Write out the whole listing exactly as it stands.
★ ★ ★ ★
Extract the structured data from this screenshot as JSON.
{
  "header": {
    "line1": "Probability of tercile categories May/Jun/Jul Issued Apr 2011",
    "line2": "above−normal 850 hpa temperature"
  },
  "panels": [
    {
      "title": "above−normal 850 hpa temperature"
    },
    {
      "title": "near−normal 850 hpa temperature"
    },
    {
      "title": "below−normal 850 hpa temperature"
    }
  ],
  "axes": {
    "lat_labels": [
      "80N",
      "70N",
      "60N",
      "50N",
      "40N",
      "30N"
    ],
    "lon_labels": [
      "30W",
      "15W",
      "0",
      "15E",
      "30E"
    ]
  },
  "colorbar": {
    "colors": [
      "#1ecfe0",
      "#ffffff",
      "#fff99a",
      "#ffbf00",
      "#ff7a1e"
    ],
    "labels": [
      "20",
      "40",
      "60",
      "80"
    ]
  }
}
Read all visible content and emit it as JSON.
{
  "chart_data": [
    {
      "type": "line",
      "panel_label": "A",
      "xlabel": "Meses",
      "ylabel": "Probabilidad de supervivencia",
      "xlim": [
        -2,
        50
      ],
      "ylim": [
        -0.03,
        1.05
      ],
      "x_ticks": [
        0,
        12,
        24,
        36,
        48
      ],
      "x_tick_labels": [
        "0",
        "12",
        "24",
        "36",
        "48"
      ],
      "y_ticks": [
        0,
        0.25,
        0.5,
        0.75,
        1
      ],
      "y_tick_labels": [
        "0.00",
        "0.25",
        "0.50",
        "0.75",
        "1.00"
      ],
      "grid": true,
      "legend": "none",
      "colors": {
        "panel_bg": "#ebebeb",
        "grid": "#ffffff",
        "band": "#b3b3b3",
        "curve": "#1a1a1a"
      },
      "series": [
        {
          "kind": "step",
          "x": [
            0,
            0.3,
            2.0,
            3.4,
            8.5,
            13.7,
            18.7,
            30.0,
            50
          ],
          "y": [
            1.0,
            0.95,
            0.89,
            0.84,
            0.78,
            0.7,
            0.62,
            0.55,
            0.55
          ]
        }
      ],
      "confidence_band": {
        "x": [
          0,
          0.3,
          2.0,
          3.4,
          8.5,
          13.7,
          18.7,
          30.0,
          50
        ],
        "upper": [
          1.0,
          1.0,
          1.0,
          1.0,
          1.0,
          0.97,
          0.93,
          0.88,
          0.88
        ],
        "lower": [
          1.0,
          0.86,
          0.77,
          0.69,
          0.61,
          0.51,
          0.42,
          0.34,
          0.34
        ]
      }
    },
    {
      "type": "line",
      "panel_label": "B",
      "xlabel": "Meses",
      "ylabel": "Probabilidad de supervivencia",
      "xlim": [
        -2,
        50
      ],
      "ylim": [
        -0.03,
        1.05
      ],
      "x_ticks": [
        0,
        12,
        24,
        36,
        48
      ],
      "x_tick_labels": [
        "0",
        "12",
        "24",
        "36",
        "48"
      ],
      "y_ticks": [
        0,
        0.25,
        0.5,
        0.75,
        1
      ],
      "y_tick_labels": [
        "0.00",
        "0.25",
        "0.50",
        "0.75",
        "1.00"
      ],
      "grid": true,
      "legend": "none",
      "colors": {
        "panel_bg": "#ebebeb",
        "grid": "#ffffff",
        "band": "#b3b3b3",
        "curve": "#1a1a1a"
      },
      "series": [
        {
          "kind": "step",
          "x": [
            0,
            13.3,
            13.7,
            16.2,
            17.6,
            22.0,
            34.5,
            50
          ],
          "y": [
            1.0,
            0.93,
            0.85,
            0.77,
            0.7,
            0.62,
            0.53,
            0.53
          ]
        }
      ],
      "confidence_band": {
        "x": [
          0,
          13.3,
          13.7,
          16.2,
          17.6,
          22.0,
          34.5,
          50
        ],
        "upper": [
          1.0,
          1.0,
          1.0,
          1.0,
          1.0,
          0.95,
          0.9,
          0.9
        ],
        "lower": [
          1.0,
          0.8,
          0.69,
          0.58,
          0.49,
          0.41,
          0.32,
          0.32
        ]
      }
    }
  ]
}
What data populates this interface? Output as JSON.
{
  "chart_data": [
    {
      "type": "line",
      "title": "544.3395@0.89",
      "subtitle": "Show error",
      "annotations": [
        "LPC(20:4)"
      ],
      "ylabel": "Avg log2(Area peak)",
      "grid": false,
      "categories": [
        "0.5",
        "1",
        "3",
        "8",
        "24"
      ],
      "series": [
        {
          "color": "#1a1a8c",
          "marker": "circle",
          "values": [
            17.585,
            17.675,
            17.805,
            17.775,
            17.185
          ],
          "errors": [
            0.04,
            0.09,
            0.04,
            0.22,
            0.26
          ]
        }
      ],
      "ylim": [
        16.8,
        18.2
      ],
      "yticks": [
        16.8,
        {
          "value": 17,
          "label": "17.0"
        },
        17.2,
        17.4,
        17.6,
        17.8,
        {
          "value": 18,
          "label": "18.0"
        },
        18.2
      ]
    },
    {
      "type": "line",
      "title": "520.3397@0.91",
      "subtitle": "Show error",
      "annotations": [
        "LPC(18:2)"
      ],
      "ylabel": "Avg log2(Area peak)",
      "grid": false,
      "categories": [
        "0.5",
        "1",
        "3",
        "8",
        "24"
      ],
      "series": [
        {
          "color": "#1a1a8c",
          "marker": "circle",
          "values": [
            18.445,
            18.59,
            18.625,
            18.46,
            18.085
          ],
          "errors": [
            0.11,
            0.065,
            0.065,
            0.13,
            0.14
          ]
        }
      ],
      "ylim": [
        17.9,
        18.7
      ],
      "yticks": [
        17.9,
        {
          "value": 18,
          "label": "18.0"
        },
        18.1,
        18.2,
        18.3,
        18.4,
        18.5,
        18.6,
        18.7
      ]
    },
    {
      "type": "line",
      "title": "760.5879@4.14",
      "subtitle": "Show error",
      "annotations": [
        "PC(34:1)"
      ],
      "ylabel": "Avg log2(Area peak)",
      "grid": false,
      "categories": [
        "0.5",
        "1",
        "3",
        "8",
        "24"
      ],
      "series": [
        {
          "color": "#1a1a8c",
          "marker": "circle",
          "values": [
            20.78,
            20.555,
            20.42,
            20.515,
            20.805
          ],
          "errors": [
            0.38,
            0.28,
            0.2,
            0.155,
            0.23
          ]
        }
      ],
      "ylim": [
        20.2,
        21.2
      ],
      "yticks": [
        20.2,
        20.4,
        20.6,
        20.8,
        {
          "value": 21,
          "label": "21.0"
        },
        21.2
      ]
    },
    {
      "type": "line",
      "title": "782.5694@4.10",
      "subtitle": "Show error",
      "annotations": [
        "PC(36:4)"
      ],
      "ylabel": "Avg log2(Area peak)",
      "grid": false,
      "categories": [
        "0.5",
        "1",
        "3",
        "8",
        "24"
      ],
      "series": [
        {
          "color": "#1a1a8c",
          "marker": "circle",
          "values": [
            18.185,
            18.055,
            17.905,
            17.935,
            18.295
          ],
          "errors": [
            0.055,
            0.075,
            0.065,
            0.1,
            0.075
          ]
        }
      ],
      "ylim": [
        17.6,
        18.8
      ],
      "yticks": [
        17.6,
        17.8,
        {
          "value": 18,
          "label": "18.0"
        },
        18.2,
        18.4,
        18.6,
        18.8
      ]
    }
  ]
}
★ ★ ★ ★
The answer —
Extract the structured data from this screenshot as JSON.
{
  "header": {
    "line1": "Probability of tercile categories May/Jun/Jul Issued Apr 2011",
    "line2": "above−normal 850 hpa temperature"
  },
  "panels": [
    {
      "title": "above−normal 850 hpa temperature"
    },
    {
      "title": "near−normal 850 hpa temperature"
    },
    {
      "title": "below−normal 850 hpa temperature"
    }
  ],
  "axes": {
    "lat_labels": [
      "80N",
      "70N",
      "60N",
      "50N",
      "40N",
      "30N"
    ],
    "lon_labels": [
      "30W",
      "15W",
      "0",
      "15E",
      "30E"
    ]
  },
  "colorbar": {
    "colors": [
      "#1ecfe0",
      "#ffffff",
      "#fff99a",
      "#ffbf00",
      "#ff7a1e"
    ],
    "labels": [
      "20",
      "40",
      "60",
      "80"
    ]
  }
}
Read all visible content and emit it as JSON.
{
  "chart_data": [
    {
      "type": "line",
      "panel_label": "A",
      "xlabel": "Meses",
      "ylabel": "Probabilidad de supervivencia",
      "xlim": [
        -2,
        50
      ],
      "ylim": [
        -0.03,
        1.05
      ],
      "x_ticks": [
        0,
        12,
        24,
        36,
        48
      ],
      "x_tick_labels": [
        "0",
        "12",
        "24",
        "36",
        "48"
      ],
      "y_ticks": [
        0,
        0.25,
        0.5,
        0.75,
        1
      ],
      "y_tick_labels": [
        "0.00",
        "0.25",
        "0.50",
        "0.75",
        "1.00"
      ],
      "grid": true,
      "legend": "none",
      "colors": {
        "panel_bg": "#ebebeb",
        "grid": "#ffffff",
        "band": "#b3b3b3",
        "curve": "#1a1a1a"
      },
      "series": [
        {
          "kind": "step",
          "x": [
            0,
            0.3,
            2.0,
            3.4,
            8.5,
            13.7,
            18.7,
            30.0,
            50
          ],
          "y": [
            1.0,
            0.95,
            0.89,
            0.84,
            0.78,
            0.7,
            0.62,
            0.55,
            0.55
          ]
        }
      ],
      "confidence_band": {
        "x": [
          0,
          0.3,
          2.0,
          3.4,
          8.5,
          13.7,
          18.7,
          30.0,
          50
        ],
        "upper": [
          1.0,
          1.0,
          1.0,
          1.0,
          1.0,
          0.97,
          0.93,
          0.88,
          0.88
        ],
        "lower": [
          1.0,
          0.86,
          0.77,
          0.69,
          0.61,
          0.51,
          0.42,
          0.34,
          0.34
        ]
      }
    },
    {
      "type": "line",
      "panel_label": "B",
      "xlabel": "Meses",
      "ylabel": "Probabilidad de supervivencia",
      "xlim": [
        -2,
        50
      ],
      "ylim": [
        -0.03,
        1.05
      ],
      "x_ticks": [
        0,
        12,
        24,
        36,
        48
      ],
      "x_tick_labels": [
        "0",
        "12",
        "24",
        "36",
        "48"
      ],
      "y_ticks": [
        0,
        0.25,
        0.5,
        0.75,
        1
      ],
      "y_tick_labels": [
        "0.00",
        "0.25",
        "0.50",
        "0.75",
        "1.00"
      ],
      "grid": true,
      "legend": "none",
      "colors": {
        "panel_bg": "#ebebeb",
        "grid": "#ffffff",
        "band": "#b3b3b3",
        "curve": "#1a1a1a"
      },
      "series": [
        {
          "kind": "step",
          "x": [
            0,
            13.3,
            13.7,
            16.2,
            17.6,
            22.0,
            34.5,
            50
          ],
          "y": [
            1.0,
            0.93,
            0.85,
            0.77,
            0.7,
            0.62,
            0.53,
            0.53
          ]
        }
      ],
      "confidence_band": {
        "x": [
          0,
          13.3,
          13.7,
          16.2,
          17.6,
          22.0,
          34.5,
          50
        ],
        "upper": [
          1.0,
          1.0,
          1.0,
          1.0,
          1.0,
          0.95,
          0.9,
          0.9
        ],
        "lower": [
          1.0,
          0.8,
          0.69,
          0.58,
          0.49,
          0.41,
          0.32,
          0.32
        ]
      }
    }
  ]
}
What data populates this interface? Output as JSON.
{
  "chart_data": [
    {
      "type": "line",
      "title": "544.3395@0.89",
      "subtitle": "Show error",
      "annotations": [
        "LPC(20:4)"
      ],
      "ylabel": "Avg log2(Area peak)",
      "grid": false,
      "categories": [
        "0.5",
        "1",
        "3",
        "8",
        "24"
      ],
      "series": [
        {
          "color": "#1a1a8c",
          "marker": "circle",
          "values": [
            17.585,
            17.675,
            17.805,
            17.775,
            17.185
          ],
          "errors": [
            0.04,
            0.09,
            0.04,
            0.22,
            0.26
          ]
        }
      ],
      "ylim": [
        16.8,
        18.2
      ],
      "yticks": [
        16.8,
        {
          "value": 17,
          "label": "17.0"
        },
        17.2,
        17.4,
        17.6,
        17.8,
        {
          "value": 18,
          "label": "18.0"
        },
        18.2
      ]
    },
    {
      "type": "line",
      "title": "520.3397@0.91",
      "subtitle": "Show error",
      "annotations": [
        "LPC(18:2)"
      ],
      "ylabel": "Avg log2(Area peak)",
      "grid": false,
      "categories": [
        "0.5",
        "1",
        "3",
        "8",
        "24"
      ],
      "series": [
        {
          "color": "#1a1a8c",
          "marker": "circle",
          "values": [
            18.445,
            18.59,
            18.625,
            18.46,
            18.085
          ],
          "errors": [
            0.11,
            0.065,
            0.065,
            0.13,
            0.14
          ]
        }
      ],
      "ylim": [
        17.9,
        18.7
      ],
      "yticks": [
        17.9,
        {
          "value": 18,
          "label": "18.0"
        },
        18.1,
        18.2,
        18.3,
        18.4,
        18.5,
        18.6,
        18.7
      ]
    },
    {
      "type": "line",
      "title": "760.5879@4.14",
      "subtitle": "Show error",
      "annotations": [
        "PC(34:1)"
      ],
      "ylabel": "Avg log2(Area peak)",
      "grid": false,
      "categories": [
        "0.5",
        "1",
        "3",
        "8",
        "24"
      ],
      "series": [
        {
          "color": "#1a1a8c",
          "marker": "circle",
          "values": [
            20.78,
            20.555,
            20.42,
            20.515,
            20.805
          ],
          "errors": [
            0.38,
            0.28,
            0.2,
            0.155,
            0.23
          ]
        }
      ],
      "ylim": [
        20.2,
        21.2
      ],
      "yticks": [
        20.2,
        20.4,
        20.6,
        20.8,
        {
          "value": 21,
          "label": "21.0"
        },
        21.2
      ]
    },
    {
      "type": "line",
      "title": "782.5694@4.10",
      "subtitle": "Show error",
      "annotations": [
        "PC(36:4)"
      ],
      "ylabel": "Avg log2(Area peak)",
      "grid": false,
      "categories": [
        "0.5",
        "1",
        "3",
        "8",
        "24"
      ],
      "series": [
        {
          "color": "#1a1a8c",
          "marker": "circle",
          "values": [
            18.185,
            18.055,
            17.905,
            17.935,
            18.295
          ],
          "errors": [
            0.055,
            0.075,
            0.065,
            0.1,
            0.075
          ]
        }
      ],
      "ylim": [
        17.6,
        18.8
      ],
      "yticks": [
        17.6,
        17.8,
        {
          "value": 18,
          "label": "18.0"
        },
        18.2,
        18.4,
        18.6,
        18.8
      ]
    }
  ]
}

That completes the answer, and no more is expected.